▶ [THE REQUEST]: Using the data below, tally the lines that include the string "Monthly". Only the number is wanted.

══ INPUT RECORDS ══

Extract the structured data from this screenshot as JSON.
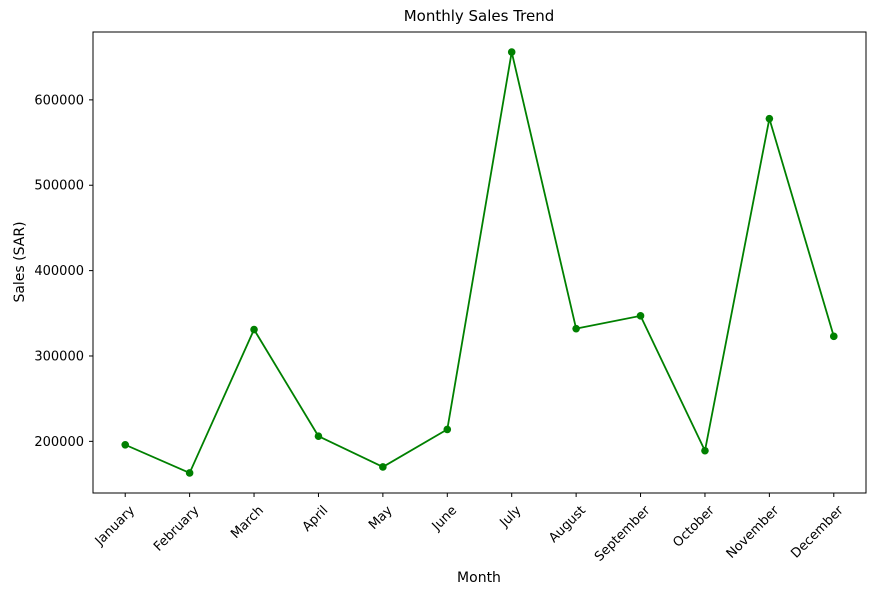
{
  "chart_data": {
    "type": "line",
    "title": "Monthly Sales Trend",
    "xlabel": "Month",
    "ylabel": "Sales (SAR)",
    "categories": [
      "January",
      "February",
      "March",
      "April",
      "May",
      "June",
      "July",
      "August",
      "September",
      "October",
      "November",
      "December"
    ],
    "series": [
      {
        "name": "Monthly Sales",
        "values": [
          196000,
          163000,
          331000,
          206000,
          170000,
          214000,
          656000,
          332000,
          347000,
          189000,
          578000,
          323000
        ],
        "color": "#008000",
        "marker": "circle"
      }
    ],
    "yticks": [
      200000,
      300000,
      400000,
      500000,
      600000
    ],
    "ylim": [
      139500,
      679500
    ],
    "grid": false,
    "legend_position": "none",
    "x_tick_rotation_deg": 45,
    "background_color": "#ffffff",
    "text_color": "#000000"
  }
}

═══

▶ [COMPLETED TASK]: 2